─── STORED RECORDS ───
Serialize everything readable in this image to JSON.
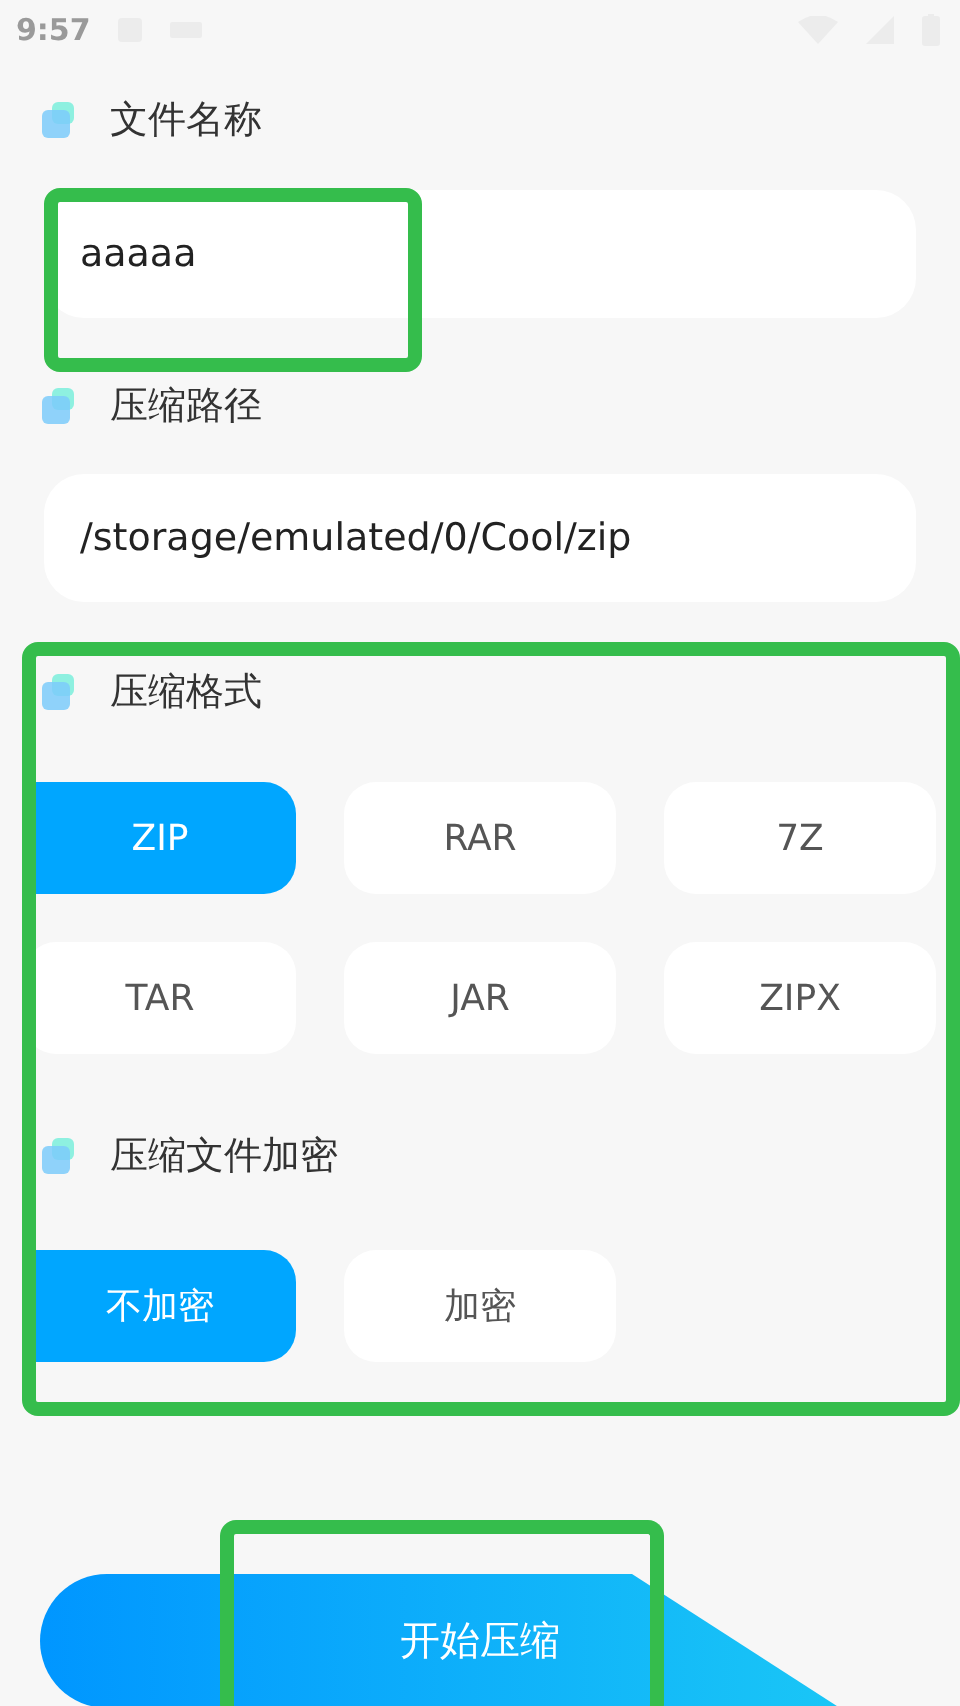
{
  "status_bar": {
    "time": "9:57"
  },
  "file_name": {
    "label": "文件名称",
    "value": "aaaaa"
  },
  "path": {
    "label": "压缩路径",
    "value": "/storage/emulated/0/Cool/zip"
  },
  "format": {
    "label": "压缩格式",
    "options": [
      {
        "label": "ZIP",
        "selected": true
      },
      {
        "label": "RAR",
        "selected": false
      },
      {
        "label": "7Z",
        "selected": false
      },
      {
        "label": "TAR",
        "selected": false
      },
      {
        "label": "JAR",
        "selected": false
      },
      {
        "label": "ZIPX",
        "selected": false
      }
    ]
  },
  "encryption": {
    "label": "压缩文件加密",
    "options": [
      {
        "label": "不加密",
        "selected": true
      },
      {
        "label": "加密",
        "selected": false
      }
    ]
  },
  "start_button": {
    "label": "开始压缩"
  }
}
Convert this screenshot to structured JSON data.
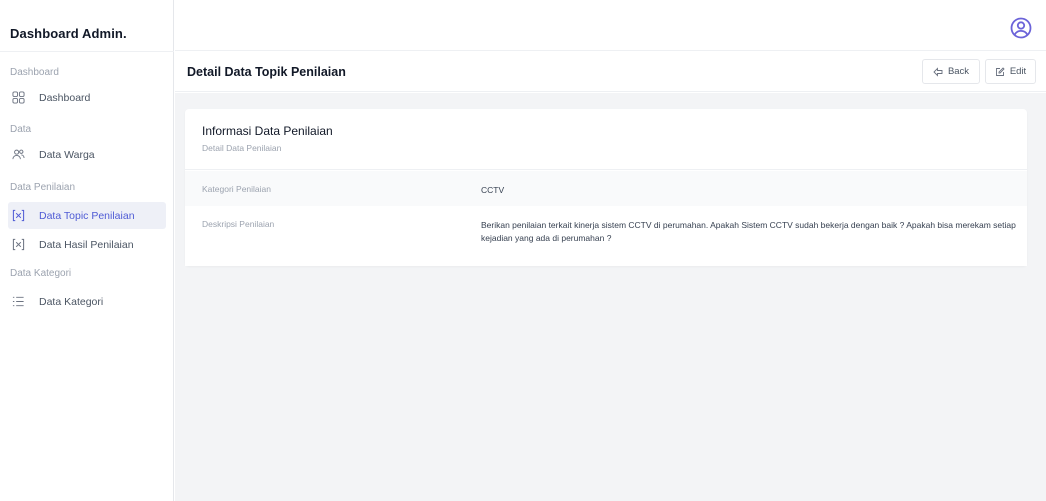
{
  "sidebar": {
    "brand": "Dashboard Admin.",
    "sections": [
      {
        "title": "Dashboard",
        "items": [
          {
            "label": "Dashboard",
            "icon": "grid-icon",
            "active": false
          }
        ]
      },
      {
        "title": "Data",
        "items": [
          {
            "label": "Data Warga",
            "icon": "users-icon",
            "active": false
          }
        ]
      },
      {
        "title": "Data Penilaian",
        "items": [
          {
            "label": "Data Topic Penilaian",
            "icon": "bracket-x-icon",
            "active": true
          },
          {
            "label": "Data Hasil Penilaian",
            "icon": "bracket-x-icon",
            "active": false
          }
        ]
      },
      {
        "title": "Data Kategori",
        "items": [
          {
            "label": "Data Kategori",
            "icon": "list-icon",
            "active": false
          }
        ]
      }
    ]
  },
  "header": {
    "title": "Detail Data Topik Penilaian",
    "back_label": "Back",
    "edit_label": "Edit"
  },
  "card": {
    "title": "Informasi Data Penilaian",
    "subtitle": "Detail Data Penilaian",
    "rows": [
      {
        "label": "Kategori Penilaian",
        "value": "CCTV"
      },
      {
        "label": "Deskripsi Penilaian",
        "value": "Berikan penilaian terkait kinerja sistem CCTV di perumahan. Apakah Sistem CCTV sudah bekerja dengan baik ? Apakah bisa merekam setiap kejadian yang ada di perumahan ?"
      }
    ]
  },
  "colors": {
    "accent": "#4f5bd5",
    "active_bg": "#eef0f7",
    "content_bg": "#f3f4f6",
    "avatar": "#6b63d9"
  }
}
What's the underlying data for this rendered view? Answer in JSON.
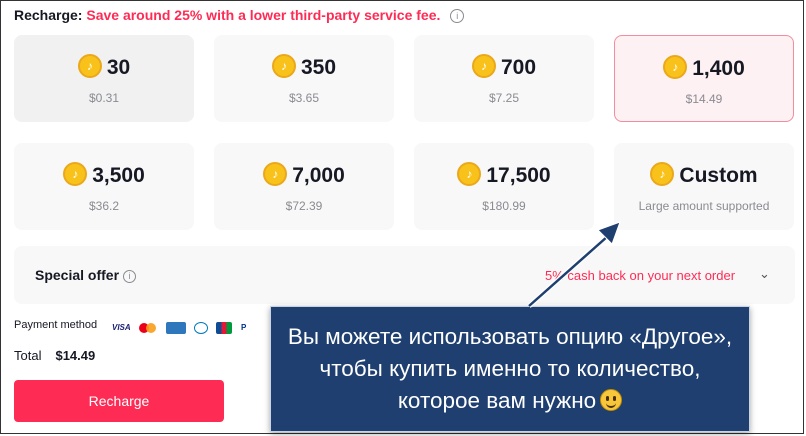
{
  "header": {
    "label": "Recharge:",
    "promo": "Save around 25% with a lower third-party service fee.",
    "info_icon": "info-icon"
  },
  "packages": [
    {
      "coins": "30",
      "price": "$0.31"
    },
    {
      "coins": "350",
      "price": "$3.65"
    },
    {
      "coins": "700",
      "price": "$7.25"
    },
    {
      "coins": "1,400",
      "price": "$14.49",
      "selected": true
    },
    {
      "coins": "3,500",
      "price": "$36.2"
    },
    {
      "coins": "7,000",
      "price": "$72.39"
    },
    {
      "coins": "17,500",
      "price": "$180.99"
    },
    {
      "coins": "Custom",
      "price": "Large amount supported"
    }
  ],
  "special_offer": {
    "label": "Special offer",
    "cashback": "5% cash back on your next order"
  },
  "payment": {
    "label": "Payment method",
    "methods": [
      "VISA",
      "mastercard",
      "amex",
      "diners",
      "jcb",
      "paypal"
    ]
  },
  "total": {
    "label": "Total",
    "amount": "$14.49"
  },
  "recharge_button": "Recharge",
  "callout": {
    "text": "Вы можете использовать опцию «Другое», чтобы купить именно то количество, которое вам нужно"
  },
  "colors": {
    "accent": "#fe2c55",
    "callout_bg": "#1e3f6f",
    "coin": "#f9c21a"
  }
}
───
## DIRECTION
Collect every line from the records above that contains the word "amount".

## THE REPLY
      "price": "Large amount supported"
    "amount": "$14.49"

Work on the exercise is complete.